* start *
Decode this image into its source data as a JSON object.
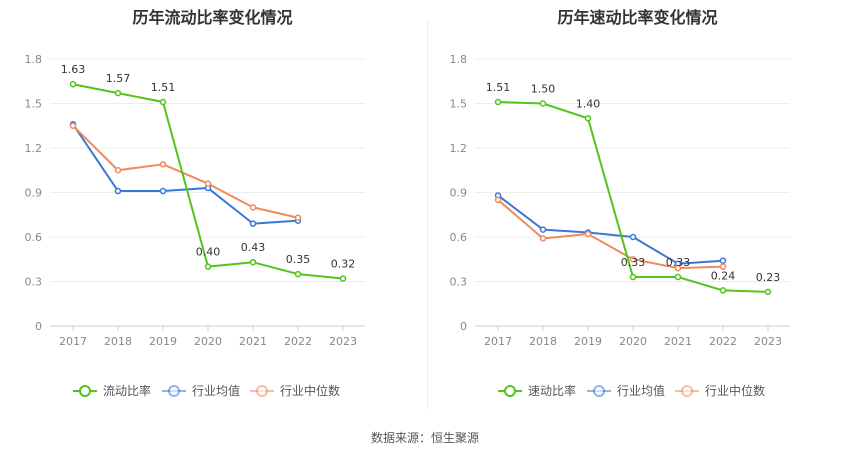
{
  "source_text": "数据来源：恒生聚源",
  "chart_data": [
    {
      "type": "line",
      "title": "历年流动比率变化情况",
      "x": [
        "2017",
        "2018",
        "2019",
        "2020",
        "2021",
        "2022",
        "2023"
      ],
      "ylim": [
        0,
        1.8
      ],
      "yticks": [
        "0",
        "0.3",
        "0.6",
        "0.9",
        "1.2",
        "1.5",
        "1.8"
      ],
      "grid": true,
      "legend_position": "bottom",
      "series": [
        {
          "name": "流动比率",
          "color": "#52c41a",
          "values": [
            1.63,
            1.57,
            1.51,
            0.4,
            0.43,
            0.35,
            0.32
          ],
          "labels": [
            "1.63",
            "1.57",
            "1.51",
            "0.40",
            "0.43",
            "0.35",
            "0.32"
          ]
        },
        {
          "name": "行业均值",
          "color": "#3a78d8",
          "values": [
            1.36,
            0.91,
            0.91,
            0.93,
            0.69,
            0.71,
            null
          ]
        },
        {
          "name": "行业中位数",
          "color": "#f08a5d",
          "values": [
            1.35,
            1.05,
            1.09,
            0.96,
            0.8,
            0.73,
            null
          ]
        }
      ]
    },
    {
      "type": "line",
      "title": "历年速动比率变化情况",
      "x": [
        "2017",
        "2018",
        "2019",
        "2020",
        "2021",
        "2022",
        "2023"
      ],
      "ylim": [
        0,
        1.8
      ],
      "yticks": [
        "0",
        "0.3",
        "0.6",
        "0.9",
        "1.2",
        "1.5",
        "1.8"
      ],
      "grid": true,
      "legend_position": "bottom",
      "series": [
        {
          "name": "速动比率",
          "color": "#52c41a",
          "values": [
            1.51,
            1.5,
            1.4,
            0.33,
            0.33,
            0.24,
            0.23
          ],
          "labels": [
            "1.51",
            "1.50",
            "1.40",
            "0.33",
            "0.33",
            "0.24",
            "0.23"
          ]
        },
        {
          "name": "行业均值",
          "color": "#3a78d8",
          "values": [
            0.88,
            0.65,
            0.63,
            0.6,
            0.42,
            0.44,
            null
          ]
        },
        {
          "name": "行业中位数",
          "color": "#f08a5d",
          "values": [
            0.85,
            0.59,
            0.62,
            0.45,
            0.39,
            0.4,
            null
          ]
        }
      ]
    }
  ]
}
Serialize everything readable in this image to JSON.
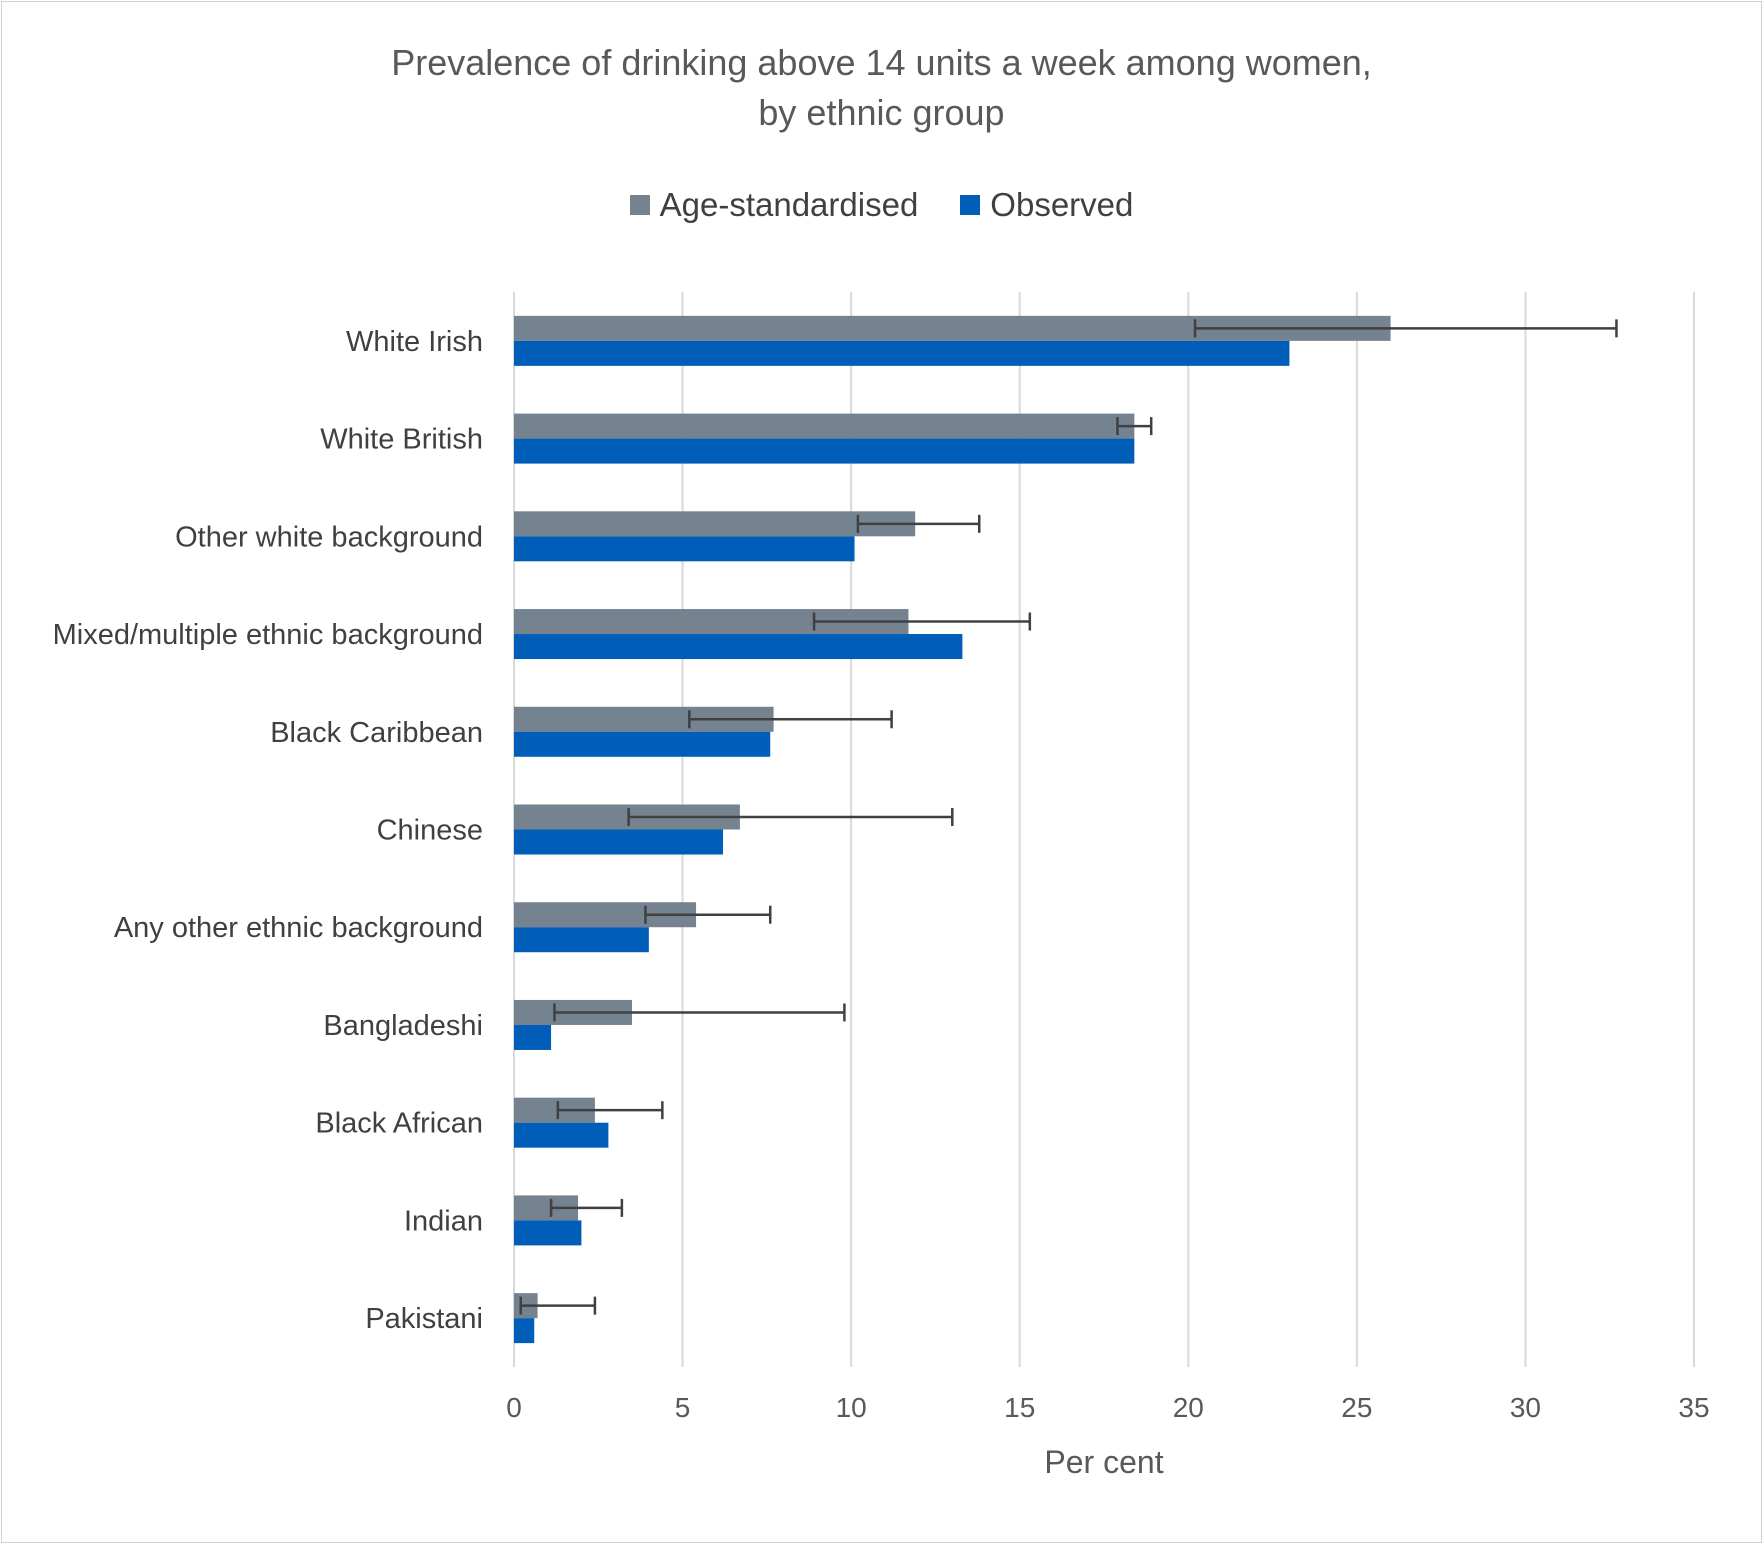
{
  "chart_data": {
    "type": "bar",
    "orientation": "horizontal",
    "title": [
      "Prevalence of drinking above 14 units a week among women,",
      "by ethnic group"
    ],
    "xlabel": "Per cent",
    "ylabel": "",
    "xlim": [
      0,
      35
    ],
    "xticks": [
      0,
      5,
      10,
      15,
      20,
      25,
      30,
      35
    ],
    "grid": true,
    "legend_position": "top",
    "categories": [
      "White Irish",
      "White British",
      "Other white background",
      "Mixed/multiple ethnic background",
      "Black Caribbean",
      "Chinese",
      "Any other ethnic background",
      "Bangladeshi",
      "Black African",
      "Indian",
      "Pakistani"
    ],
    "series": [
      {
        "name": "Age-standardised",
        "color": "#75828f",
        "values": [
          26.0,
          18.4,
          11.9,
          11.7,
          7.7,
          6.7,
          5.4,
          3.5,
          2.4,
          1.9,
          0.7
        ],
        "error_low": [
          20.2,
          17.9,
          10.2,
          8.9,
          5.2,
          3.4,
          3.9,
          1.2,
          1.3,
          1.1,
          0.2
        ],
        "error_high": [
          32.7,
          18.9,
          13.8,
          15.3,
          11.2,
          13.0,
          7.6,
          9.8,
          4.4,
          3.2,
          2.4
        ]
      },
      {
        "name": "Observed",
        "color": "#005eb8",
        "values": [
          23.0,
          18.4,
          10.1,
          13.3,
          7.6,
          6.2,
          4.0,
          1.1,
          2.8,
          2.0,
          0.6
        ]
      }
    ]
  }
}
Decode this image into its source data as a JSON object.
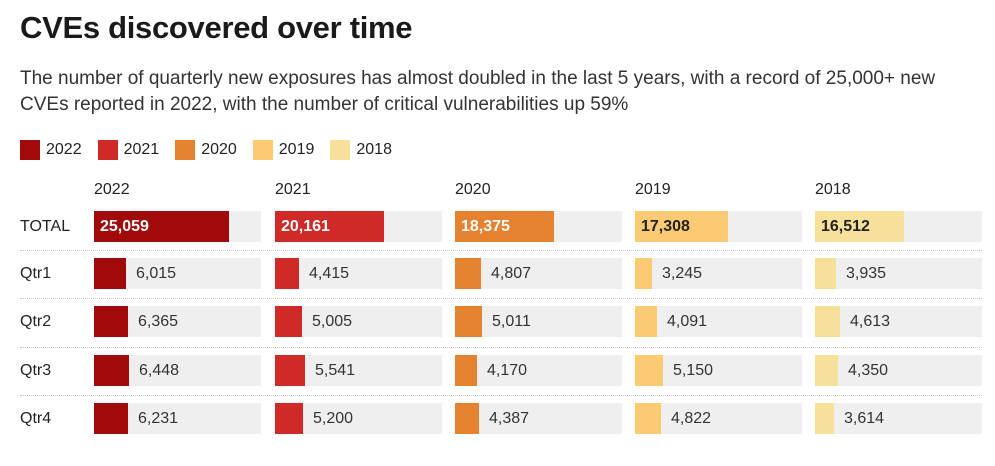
{
  "title": "CVEs discovered over time",
  "subtitle": "The number of quarterly new exposures has almost doubled in the last 5 years, with a record of 25,000+ new CVEs reported in 2022, with the number of critical vulnerabilities up 59%",
  "colors": {
    "2022": "#a10a0a",
    "2021": "#cf2a27",
    "2020": "#e6812f",
    "2019": "#fdca74",
    "2018": "#f7e19a"
  },
  "chart_data": {
    "type": "bar",
    "legend_placement": "top-left",
    "legend": [
      "2022",
      "2021",
      "2020",
      "2019",
      "2018"
    ],
    "columns": [
      "2022",
      "2021",
      "2020",
      "2019",
      "2018"
    ],
    "rows": [
      "TOTAL",
      "Qtr1",
      "Qtr2",
      "Qtr3",
      "Qtr4"
    ],
    "series": [
      {
        "name": "2022",
        "values": [
          25059,
          6015,
          6365,
          6448,
          6231
        ],
        "labels": [
          "25,059",
          "6,015",
          "6,365",
          "6,448",
          "6,231"
        ]
      },
      {
        "name": "2021",
        "values": [
          20161,
          4415,
          5005,
          5541,
          5200
        ],
        "labels": [
          "20,161",
          "4,415",
          "5,005",
          "5,541",
          "5,200"
        ]
      },
      {
        "name": "2020",
        "values": [
          18375,
          4807,
          5011,
          4170,
          4387
        ],
        "labels": [
          "18,375",
          "4,807",
          "5,011",
          "4,170",
          "4,387"
        ]
      },
      {
        "name": "2019",
        "values": [
          17308,
          3245,
          4091,
          5150,
          4822
        ],
        "labels": [
          "17,308",
          "3,245",
          "4,091",
          "5,150",
          "4,822"
        ]
      },
      {
        "name": "2018",
        "values": [
          16512,
          3935,
          4613,
          4350,
          3614
        ],
        "labels": [
          "16,512",
          "3,935",
          "4,613",
          "4,350",
          "3,614"
        ]
      }
    ],
    "max": 31000
  }
}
* end *
> [Goal]:
Repeat verbatim all the material, but not the pictures.

> [Exercise answer]:
Decode this image into its source data as a JSON object.
{
  "source_text": "数据来源：恒生聚源",
  "chart_data": [
    {
      "type": "line",
      "title": "历年流动比率变化情况",
      "x": [
        "2017",
        "2018",
        "2019",
        "2020",
        "2021",
        "2022",
        "2023"
      ],
      "ylim": [
        0,
        1.8
      ],
      "yticks": [
        "0",
        "0.3",
        "0.6",
        "0.9",
        "1.2",
        "1.5",
        "1.8"
      ],
      "grid": true,
      "legend_position": "bottom",
      "series": [
        {
          "name": "流动比率",
          "color": "#52c41a",
          "values": [
            1.63,
            1.57,
            1.51,
            0.4,
            0.43,
            0.35,
            0.32
          ],
          "labels": [
            "1.63",
            "1.57",
            "1.51",
            "0.40",
            "0.43",
            "0.35",
            "0.32"
          ]
        },
        {
          "name": "行业均值",
          "color": "#3a78d8",
          "values": [
            1.36,
            0.91,
            0.91,
            0.93,
            0.69,
            0.71,
            null
          ]
        },
        {
          "name": "行业中位数",
          "color": "#f08a5d",
          "values": [
            1.35,
            1.05,
            1.09,
            0.96,
            0.8,
            0.73,
            null
          ]
        }
      ]
    },
    {
      "type": "line",
      "title": "历年速动比率变化情况",
      "x": [
        "2017",
        "2018",
        "2019",
        "2020",
        "2021",
        "2022",
        "2023"
      ],
      "ylim": [
        0,
        1.8
      ],
      "yticks": [
        "0",
        "0.3",
        "0.6",
        "0.9",
        "1.2",
        "1.5",
        "1.8"
      ],
      "grid": true,
      "legend_position": "bottom",
      "series": [
        {
          "name": "速动比率",
          "color": "#52c41a",
          "values": [
            1.51,
            1.5,
            1.4,
            0.33,
            0.33,
            0.24,
            0.23
          ],
          "labels": [
            "1.51",
            "1.50",
            "1.40",
            "0.33",
            "0.33",
            "0.24",
            "0.23"
          ]
        },
        {
          "name": "行业均值",
          "color": "#3a78d8",
          "values": [
            0.88,
            0.65,
            0.63,
            0.6,
            0.42,
            0.44,
            null
          ]
        },
        {
          "name": "行业中位数",
          "color": "#f08a5d",
          "values": [
            0.85,
            0.59,
            0.62,
            0.45,
            0.39,
            0.4,
            null
          ]
        }
      ]
    }
  ]
}
Serialize everything readable in this image to JSON.
{
  "chart_data": {
    "type": "bar",
    "orientation": "horizontal",
    "title": [
      "Prevalence of drinking above 14 units a week among women,",
      "by ethnic group"
    ],
    "xlabel": "Per cent",
    "ylabel": "",
    "xlim": [
      0,
      35
    ],
    "xticks": [
      0,
      5,
      10,
      15,
      20,
      25,
      30,
      35
    ],
    "grid": true,
    "legend_position": "top",
    "categories": [
      "White Irish",
      "White British",
      "Other white background",
      "Mixed/multiple ethnic background",
      "Black Caribbean",
      "Chinese",
      "Any other ethnic background",
      "Bangladeshi",
      "Black African",
      "Indian",
      "Pakistani"
    ],
    "series": [
      {
        "name": "Age-standardised",
        "color": "#75828f",
        "values": [
          26.0,
          18.4,
          11.9,
          11.7,
          7.7,
          6.7,
          5.4,
          3.5,
          2.4,
          1.9,
          0.7
        ],
        "error_low": [
          20.2,
          17.9,
          10.2,
          8.9,
          5.2,
          3.4,
          3.9,
          1.2,
          1.3,
          1.1,
          0.2
        ],
        "error_high": [
          32.7,
          18.9,
          13.8,
          15.3,
          11.2,
          13.0,
          7.6,
          9.8,
          4.4,
          3.2,
          2.4
        ]
      },
      {
        "name": "Observed",
        "color": "#005eb8",
        "values": [
          23.0,
          18.4,
          10.1,
          13.3,
          7.6,
          6.2,
          4.0,
          1.1,
          2.8,
          2.0,
          0.6
        ]
      }
    ]
  }
}
Decode this image into its source data as a JSON object.
{
  "title": "CVEs discovered over time",
  "subtitle": "The number of quarterly new exposures has almost doubled in the last 5 years, with a record of 25,000+ new CVEs reported in 2022, with the number of critical vulnerabilities up 59%",
  "colors": {
    "2022": "#a10a0a",
    "2021": "#cf2a27",
    "2020": "#e6812f",
    "2019": "#fdca74",
    "2018": "#f7e19a"
  },
  "chart_data": {
    "type": "bar",
    "legend_placement": "top-left",
    "legend": [
      "2022",
      "2021",
      "2020",
      "2019",
      "2018"
    ],
    "columns": [
      "2022",
      "2021",
      "2020",
      "2019",
      "2018"
    ],
    "rows": [
      "TOTAL",
      "Qtr1",
      "Qtr2",
      "Qtr3",
      "Qtr4"
    ],
    "series": [
      {
        "name": "2022",
        "values": [
          25059,
          6015,
          6365,
          6448,
          6231
        ],
        "labels": [
          "25,059",
          "6,015",
          "6,365",
          "6,448",
          "6,231"
        ]
      },
      {
        "name": "2021",
        "values": [
          20161,
          4415,
          5005,
          5541,
          5200
        ],
        "labels": [
          "20,161",
          "4,415",
          "5,005",
          "5,541",
          "5,200"
        ]
      },
      {
        "name": "2020",
        "values": [
          18375,
          4807,
          5011,
          4170,
          4387
        ],
        "labels": [
          "18,375",
          "4,807",
          "5,011",
          "4,170",
          "4,387"
        ]
      },
      {
        "name": "2019",
        "values": [
          17308,
          3245,
          4091,
          5150,
          4822
        ],
        "labels": [
          "17,308",
          "3,245",
          "4,091",
          "5,150",
          "4,822"
        ]
      },
      {
        "name": "2018",
        "values": [
          16512,
          3935,
          4613,
          4350,
          3614
        ],
        "labels": [
          "16,512",
          "3,935",
          "4,613",
          "4,350",
          "3,614"
        ]
      }
    ],
    "max": 31000
  }
}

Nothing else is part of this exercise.